• Task
Copy each line in which the string "Consommation" occurs.
■ ■ ■ ■
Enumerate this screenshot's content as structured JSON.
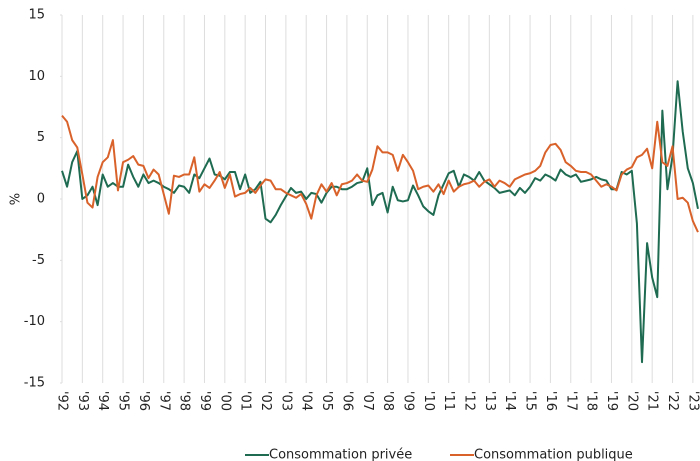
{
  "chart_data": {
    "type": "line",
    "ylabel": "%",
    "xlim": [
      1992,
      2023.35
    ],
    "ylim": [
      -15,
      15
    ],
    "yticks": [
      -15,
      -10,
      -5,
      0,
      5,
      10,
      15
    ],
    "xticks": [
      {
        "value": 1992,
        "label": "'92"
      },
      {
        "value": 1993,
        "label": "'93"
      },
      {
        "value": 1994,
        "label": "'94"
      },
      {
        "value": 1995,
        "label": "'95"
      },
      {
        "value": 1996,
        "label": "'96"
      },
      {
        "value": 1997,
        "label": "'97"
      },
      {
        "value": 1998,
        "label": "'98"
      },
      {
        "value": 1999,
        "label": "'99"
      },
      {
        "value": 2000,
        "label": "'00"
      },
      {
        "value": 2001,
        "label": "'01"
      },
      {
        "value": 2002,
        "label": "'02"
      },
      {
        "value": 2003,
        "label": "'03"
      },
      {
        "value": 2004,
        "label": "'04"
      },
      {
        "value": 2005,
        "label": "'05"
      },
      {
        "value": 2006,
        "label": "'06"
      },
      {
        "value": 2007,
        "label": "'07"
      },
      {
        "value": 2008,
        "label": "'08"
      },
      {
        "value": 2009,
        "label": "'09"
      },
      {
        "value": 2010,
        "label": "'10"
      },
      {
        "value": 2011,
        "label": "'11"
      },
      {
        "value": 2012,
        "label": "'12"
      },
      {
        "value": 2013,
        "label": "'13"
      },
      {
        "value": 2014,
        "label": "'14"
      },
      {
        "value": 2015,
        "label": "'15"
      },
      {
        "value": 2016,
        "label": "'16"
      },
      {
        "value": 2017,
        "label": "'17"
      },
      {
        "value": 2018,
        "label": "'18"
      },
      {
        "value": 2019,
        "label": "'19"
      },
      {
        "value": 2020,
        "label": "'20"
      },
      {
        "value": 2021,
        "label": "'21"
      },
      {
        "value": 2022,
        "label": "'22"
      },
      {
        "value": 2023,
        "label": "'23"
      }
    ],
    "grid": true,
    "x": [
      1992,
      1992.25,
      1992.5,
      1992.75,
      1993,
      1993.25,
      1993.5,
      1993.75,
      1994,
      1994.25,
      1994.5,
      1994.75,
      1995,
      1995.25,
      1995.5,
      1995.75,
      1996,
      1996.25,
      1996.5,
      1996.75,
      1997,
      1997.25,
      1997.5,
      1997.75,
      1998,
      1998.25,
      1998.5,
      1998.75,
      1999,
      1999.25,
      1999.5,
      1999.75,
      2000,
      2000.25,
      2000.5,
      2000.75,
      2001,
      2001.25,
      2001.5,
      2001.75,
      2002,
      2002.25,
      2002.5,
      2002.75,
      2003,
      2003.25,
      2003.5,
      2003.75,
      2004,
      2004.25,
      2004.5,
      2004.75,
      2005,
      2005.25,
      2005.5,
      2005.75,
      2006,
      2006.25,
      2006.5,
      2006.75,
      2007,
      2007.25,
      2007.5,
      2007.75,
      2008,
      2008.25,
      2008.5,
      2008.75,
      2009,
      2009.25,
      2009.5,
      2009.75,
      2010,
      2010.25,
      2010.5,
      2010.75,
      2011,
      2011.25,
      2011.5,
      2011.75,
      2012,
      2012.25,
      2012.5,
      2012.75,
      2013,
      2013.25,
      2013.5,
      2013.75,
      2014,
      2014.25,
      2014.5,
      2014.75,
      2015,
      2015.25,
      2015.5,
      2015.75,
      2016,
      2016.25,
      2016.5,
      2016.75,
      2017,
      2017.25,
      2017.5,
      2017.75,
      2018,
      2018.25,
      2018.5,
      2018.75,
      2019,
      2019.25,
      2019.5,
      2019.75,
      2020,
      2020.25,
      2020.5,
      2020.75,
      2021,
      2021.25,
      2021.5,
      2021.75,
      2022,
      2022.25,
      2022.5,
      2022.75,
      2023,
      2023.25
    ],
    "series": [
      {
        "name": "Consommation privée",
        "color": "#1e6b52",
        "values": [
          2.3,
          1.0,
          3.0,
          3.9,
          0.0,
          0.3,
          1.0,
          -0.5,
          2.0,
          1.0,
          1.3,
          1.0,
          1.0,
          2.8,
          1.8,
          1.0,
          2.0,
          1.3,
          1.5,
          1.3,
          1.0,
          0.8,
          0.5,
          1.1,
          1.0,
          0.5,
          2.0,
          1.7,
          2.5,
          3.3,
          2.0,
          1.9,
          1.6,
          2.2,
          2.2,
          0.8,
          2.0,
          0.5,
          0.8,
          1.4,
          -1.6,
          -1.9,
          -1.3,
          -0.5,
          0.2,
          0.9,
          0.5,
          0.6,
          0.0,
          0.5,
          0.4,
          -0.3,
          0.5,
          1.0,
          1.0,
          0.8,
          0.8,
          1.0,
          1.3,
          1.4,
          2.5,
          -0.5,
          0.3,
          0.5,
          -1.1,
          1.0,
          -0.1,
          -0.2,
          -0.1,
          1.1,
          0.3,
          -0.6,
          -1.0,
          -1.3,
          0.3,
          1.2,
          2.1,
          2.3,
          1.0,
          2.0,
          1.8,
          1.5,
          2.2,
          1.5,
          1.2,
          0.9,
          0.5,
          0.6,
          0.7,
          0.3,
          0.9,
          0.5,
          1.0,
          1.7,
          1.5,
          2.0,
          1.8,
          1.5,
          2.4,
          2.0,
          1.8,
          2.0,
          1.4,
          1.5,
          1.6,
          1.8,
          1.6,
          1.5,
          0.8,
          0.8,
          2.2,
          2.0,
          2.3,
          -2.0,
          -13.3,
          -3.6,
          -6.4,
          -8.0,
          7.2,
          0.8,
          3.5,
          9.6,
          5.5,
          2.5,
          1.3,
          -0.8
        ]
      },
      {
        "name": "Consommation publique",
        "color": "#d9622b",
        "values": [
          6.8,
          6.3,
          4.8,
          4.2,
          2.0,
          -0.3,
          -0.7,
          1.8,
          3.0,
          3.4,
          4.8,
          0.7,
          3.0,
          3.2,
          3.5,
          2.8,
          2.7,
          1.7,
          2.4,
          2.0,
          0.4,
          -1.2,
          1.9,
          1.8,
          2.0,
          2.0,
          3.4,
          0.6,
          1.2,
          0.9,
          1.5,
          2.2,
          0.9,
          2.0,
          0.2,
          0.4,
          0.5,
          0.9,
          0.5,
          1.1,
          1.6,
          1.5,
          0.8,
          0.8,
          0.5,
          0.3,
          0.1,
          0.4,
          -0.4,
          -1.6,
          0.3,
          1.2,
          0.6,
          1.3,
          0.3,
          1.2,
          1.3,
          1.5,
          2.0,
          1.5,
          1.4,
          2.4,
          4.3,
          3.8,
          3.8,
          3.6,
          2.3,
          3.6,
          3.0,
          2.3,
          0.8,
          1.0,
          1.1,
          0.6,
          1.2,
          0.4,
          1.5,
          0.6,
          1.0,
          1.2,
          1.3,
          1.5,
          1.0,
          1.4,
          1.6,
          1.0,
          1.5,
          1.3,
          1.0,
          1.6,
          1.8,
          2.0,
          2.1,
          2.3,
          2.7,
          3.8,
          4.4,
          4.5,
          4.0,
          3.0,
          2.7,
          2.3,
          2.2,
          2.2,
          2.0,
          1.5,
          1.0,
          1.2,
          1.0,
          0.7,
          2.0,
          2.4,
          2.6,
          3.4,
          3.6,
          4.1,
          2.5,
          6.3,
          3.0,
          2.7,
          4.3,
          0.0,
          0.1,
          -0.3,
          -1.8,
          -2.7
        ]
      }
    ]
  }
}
■ ■ ■ ■
• Output
        "name": "Consommation privée",
        "name": "Consommation publique",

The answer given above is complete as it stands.